Start of Extracted entries
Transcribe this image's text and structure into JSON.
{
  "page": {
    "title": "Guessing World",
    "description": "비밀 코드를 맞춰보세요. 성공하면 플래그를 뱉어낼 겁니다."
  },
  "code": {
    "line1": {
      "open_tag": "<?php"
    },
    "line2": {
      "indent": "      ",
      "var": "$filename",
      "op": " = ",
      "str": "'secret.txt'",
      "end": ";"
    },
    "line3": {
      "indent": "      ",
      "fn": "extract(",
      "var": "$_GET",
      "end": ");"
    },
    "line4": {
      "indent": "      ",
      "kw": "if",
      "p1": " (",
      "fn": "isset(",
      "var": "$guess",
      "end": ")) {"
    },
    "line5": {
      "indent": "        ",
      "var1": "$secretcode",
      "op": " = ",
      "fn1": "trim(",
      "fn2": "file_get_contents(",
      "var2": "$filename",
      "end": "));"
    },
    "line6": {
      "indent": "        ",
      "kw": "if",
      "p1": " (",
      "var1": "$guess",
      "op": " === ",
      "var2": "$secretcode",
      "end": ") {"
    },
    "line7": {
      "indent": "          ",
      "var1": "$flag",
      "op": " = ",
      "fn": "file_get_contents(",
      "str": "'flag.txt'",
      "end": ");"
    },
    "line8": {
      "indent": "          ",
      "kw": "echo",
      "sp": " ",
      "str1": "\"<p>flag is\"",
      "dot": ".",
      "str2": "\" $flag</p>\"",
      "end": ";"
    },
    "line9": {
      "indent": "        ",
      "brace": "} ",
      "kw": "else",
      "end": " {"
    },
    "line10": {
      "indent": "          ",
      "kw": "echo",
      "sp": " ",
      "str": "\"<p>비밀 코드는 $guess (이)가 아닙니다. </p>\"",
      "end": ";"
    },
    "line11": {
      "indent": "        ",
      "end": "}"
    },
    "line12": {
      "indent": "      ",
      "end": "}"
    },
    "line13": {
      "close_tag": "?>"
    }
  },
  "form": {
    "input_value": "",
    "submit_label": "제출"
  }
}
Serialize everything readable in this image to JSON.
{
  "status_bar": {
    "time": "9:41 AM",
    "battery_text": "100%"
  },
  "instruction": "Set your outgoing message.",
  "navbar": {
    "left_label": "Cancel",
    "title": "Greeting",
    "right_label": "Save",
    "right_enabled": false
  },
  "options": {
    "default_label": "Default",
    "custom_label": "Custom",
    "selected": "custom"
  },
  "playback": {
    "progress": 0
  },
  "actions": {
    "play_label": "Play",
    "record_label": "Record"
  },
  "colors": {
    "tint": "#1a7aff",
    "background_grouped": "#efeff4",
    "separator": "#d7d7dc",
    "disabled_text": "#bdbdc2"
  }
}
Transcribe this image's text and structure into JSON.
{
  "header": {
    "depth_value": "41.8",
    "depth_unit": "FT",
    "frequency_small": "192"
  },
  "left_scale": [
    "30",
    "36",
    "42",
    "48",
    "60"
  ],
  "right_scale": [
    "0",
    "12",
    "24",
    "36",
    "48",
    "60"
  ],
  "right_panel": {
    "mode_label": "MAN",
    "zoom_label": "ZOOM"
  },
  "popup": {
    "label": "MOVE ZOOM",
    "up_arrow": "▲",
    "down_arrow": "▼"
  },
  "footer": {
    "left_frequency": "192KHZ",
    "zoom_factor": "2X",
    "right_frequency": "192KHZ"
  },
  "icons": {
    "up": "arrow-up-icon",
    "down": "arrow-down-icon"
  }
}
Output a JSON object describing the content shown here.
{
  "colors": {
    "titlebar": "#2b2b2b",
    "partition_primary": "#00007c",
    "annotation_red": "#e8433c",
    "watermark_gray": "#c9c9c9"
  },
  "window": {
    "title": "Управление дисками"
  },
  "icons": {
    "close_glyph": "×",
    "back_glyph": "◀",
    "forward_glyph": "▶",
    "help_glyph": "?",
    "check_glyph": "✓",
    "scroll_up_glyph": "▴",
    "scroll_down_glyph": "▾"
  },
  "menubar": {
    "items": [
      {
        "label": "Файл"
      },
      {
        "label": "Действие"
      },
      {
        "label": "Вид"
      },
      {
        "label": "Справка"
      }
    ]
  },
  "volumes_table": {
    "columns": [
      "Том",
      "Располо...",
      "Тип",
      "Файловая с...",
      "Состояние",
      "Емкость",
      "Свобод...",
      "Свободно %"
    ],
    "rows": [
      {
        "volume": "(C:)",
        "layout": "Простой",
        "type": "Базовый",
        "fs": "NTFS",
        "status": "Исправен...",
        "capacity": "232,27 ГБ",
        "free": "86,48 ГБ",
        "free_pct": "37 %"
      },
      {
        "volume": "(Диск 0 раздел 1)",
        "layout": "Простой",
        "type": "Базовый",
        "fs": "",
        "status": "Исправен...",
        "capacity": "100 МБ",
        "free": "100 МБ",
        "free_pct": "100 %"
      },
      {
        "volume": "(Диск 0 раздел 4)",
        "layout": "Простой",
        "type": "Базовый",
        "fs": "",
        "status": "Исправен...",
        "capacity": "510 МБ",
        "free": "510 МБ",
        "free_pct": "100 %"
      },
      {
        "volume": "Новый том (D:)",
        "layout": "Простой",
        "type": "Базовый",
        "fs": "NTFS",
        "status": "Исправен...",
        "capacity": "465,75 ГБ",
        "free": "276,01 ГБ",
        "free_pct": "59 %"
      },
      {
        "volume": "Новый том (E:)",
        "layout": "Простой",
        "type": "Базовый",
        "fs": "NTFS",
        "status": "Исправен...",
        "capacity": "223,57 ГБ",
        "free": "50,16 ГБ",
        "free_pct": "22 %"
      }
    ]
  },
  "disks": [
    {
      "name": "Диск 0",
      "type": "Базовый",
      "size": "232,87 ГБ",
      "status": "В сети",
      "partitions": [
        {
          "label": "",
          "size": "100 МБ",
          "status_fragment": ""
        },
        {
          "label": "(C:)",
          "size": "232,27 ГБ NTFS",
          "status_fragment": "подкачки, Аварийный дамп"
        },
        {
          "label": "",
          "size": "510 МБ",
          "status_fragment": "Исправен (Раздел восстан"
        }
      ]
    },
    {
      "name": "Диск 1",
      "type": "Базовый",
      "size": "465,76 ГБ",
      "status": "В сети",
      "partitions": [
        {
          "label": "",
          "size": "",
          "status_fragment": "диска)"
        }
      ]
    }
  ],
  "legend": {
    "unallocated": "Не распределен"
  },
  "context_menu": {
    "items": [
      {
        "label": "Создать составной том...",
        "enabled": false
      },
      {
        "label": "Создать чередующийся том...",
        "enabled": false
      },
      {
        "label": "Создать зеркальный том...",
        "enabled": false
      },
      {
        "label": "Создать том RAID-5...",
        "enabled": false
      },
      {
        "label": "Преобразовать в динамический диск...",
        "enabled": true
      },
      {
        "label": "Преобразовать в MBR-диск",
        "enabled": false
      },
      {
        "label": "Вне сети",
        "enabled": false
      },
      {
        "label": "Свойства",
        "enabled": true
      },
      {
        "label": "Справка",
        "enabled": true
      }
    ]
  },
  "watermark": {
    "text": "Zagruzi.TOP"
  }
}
End of Extracted entries
Task
Please set down each line of the records exactly as given.

Task response
Transcribe this image's text and structure into JSON.
{
  "page": {
    "title": "Guessing World",
    "description": "비밀 코드를 맞춰보세요. 성공하면 플래그를 뱉어낼 겁니다."
  },
  "code": {
    "line1": {
      "open_tag": "<?php"
    },
    "line2": {
      "indent": "      ",
      "var": "$filename",
      "op": " = ",
      "str": "'secret.txt'",
      "end": ";"
    },
    "line3": {
      "indent": "      ",
      "fn": "extract(",
      "var": "$_GET",
      "end": ");"
    },
    "line4": {
      "indent": "      ",
      "kw": "if",
      "p1": " (",
      "fn": "isset(",
      "var": "$guess",
      "end": ")) {"
    },
    "line5": {
      "indent": "        ",
      "var1": "$secretcode",
      "op": " = ",
      "fn1": "trim(",
      "fn2": "file_get_contents(",
      "var2": "$filename",
      "end": "));"
    },
    "line6": {
      "indent": "        ",
      "kw": "if",
      "p1": " (",
      "var1": "$guess",
      "op": " === ",
      "var2": "$secretcode",
      "end": ") {"
    },
    "line7": {
      "indent": "          ",
      "var1": "$flag",
      "op": " = ",
      "fn": "file_get_contents(",
      "str": "'flag.txt'",
      "end": ");"
    },
    "line8": {
      "indent": "          ",
      "kw": "echo",
      "sp": " ",
      "str1": "\"<p>flag is\"",
      "dot": ".",
      "str2": "\" $flag</p>\"",
      "end": ";"
    },
    "line9": {
      "indent": "        ",
      "brace": "} ",
      "kw": "else",
      "end": " {"
    },
    "line10": {
      "indent": "          ",
      "kw": "echo",
      "sp": " ",
      "str": "\"<p>비밀 코드는 $guess (이)가 아닙니다. </p>\"",
      "end": ";"
    },
    "line11": {
      "indent": "        ",
      "end": "}"
    },
    "line12": {
      "indent": "      ",
      "end": "}"
    },
    "line13": {
      "close_tag": "?>"
    }
  },
  "form": {
    "input_value": "",
    "submit_label": "제출"
  }
}
Serialize everything readable in this image to JSON.
{
  "status_bar": {
    "time": "9:41 AM",
    "battery_text": "100%"
  },
  "instruction": "Set your outgoing message.",
  "navbar": {
    "left_label": "Cancel",
    "title": "Greeting",
    "right_label": "Save",
    "right_enabled": false
  },
  "options": {
    "default_label": "Default",
    "custom_label": "Custom",
    "selected": "custom"
  },
  "playback": {
    "progress": 0
  },
  "actions": {
    "play_label": "Play",
    "record_label": "Record"
  },
  "colors": {
    "tint": "#1a7aff",
    "background_grouped": "#efeff4",
    "separator": "#d7d7dc",
    "disabled_text": "#bdbdc2"
  }
}
Transcribe this image's text and structure into JSON.
{
  "header": {
    "depth_value": "41.8",
    "depth_unit": "FT",
    "frequency_small": "192"
  },
  "left_scale": [
    "30",
    "36",
    "42",
    "48",
    "60"
  ],
  "right_scale": [
    "0",
    "12",
    "24",
    "36",
    "48",
    "60"
  ],
  "right_panel": {
    "mode_label": "MAN",
    "zoom_label": "ZOOM"
  },
  "popup": {
    "label": "MOVE ZOOM",
    "up_arrow": "▲",
    "down_arrow": "▼"
  },
  "footer": {
    "left_frequency": "192KHZ",
    "zoom_factor": "2X",
    "right_frequency": "192KHZ"
  },
  "icons": {
    "up": "arrow-up-icon",
    "down": "arrow-down-icon"
  }
}
Output a JSON object describing the content shown here.
{
  "colors": {
    "titlebar": "#2b2b2b",
    "partition_primary": "#00007c",
    "annotation_red": "#e8433c",
    "watermark_gray": "#c9c9c9"
  },
  "window": {
    "title": "Управление дисками"
  },
  "icons": {
    "close_glyph": "×",
    "back_glyph": "◀",
    "forward_glyph": "▶",
    "help_glyph": "?",
    "check_glyph": "✓",
    "scroll_up_glyph": "▴",
    "scroll_down_glyph": "▾"
  },
  "menubar": {
    "items": [
      {
        "label": "Файл"
      },
      {
        "label": "Действие"
      },
      {
        "label": "Вид"
      },
      {
        "label": "Справка"
      }
    ]
  },
  "volumes_table": {
    "columns": [
      "Том",
      "Располо...",
      "Тип",
      "Файловая с...",
      "Состояние",
      "Емкость",
      "Свобод...",
      "Свободно %"
    ],
    "rows": [
      {
        "volume": "(C:)",
        "layout": "Простой",
        "type": "Базовый",
        "fs": "NTFS",
        "status": "Исправен...",
        "capacity": "232,27 ГБ",
        "free": "86,48 ГБ",
        "free_pct": "37 %"
      },
      {
        "volume": "(Диск 0 раздел 1)",
        "layout": "Простой",
        "type": "Базовый",
        "fs": "",
        "status": "Исправен...",
        "capacity": "100 МБ",
        "free": "100 МБ",
        "free_pct": "100 %"
      },
      {
        "volume": "(Диск 0 раздел 4)",
        "layout": "Простой",
        "type": "Базовый",
        "fs": "",
        "status": "Исправен...",
        "capacity": "510 МБ",
        "free": "510 МБ",
        "free_pct": "100 %"
      },
      {
        "volume": "Новый том (D:)",
        "layout": "Простой",
        "type": "Базовый",
        "fs": "NTFS",
        "status": "Исправен...",
        "capacity": "465,75 ГБ",
        "free": "276,01 ГБ",
        "free_pct": "59 %"
      },
      {
        "volume": "Новый том (E:)",
        "layout": "Простой",
        "type": "Базовый",
        "fs": "NTFS",
        "status": "Исправен...",
        "capacity": "223,57 ГБ",
        "free": "50,16 ГБ",
        "free_pct": "22 %"
      }
    ]
  },
  "disks": [
    {
      "name": "Диск 0",
      "type": "Базовый",
      "size": "232,87 ГБ",
      "status": "В сети",
      "partitions": [
        {
          "label": "",
          "size": "100 МБ",
          "status_fragment": ""
        },
        {
          "label": "(C:)",
          "size": "232,27 ГБ NTFS",
          "status_fragment": "подкачки, Аварийный дамп"
        },
        {
          "label": "",
          "size": "510 МБ",
          "status_fragment": "Исправен (Раздел восстан"
        }
      ]
    },
    {
      "name": "Диск 1",
      "type": "Базовый",
      "size": "465,76 ГБ",
      "status": "В сети",
      "partitions": [
        {
          "label": "",
          "size": "",
          "status_fragment": "диска)"
        }
      ]
    }
  ],
  "legend": {
    "unallocated": "Не распределен"
  },
  "context_menu": {
    "items": [
      {
        "label": "Создать составной том...",
        "enabled": false
      },
      {
        "label": "Создать чередующийся том...",
        "enabled": false
      },
      {
        "label": "Создать зеркальный том...",
        "enabled": false
      },
      {
        "label": "Создать том RAID-5...",
        "enabled": false
      },
      {
        "label": "Преобразовать в динамический диск...",
        "enabled": true
      },
      {
        "label": "Преобразовать в MBR-диск",
        "enabled": false
      },
      {
        "label": "Вне сети",
        "enabled": false
      },
      {
        "label": "Свойства",
        "enabled": true
      },
      {
        "label": "Справка",
        "enabled": true
      }
    ]
  },
  "watermark": {
    "text": "Zagruzi.TOP"
  }
}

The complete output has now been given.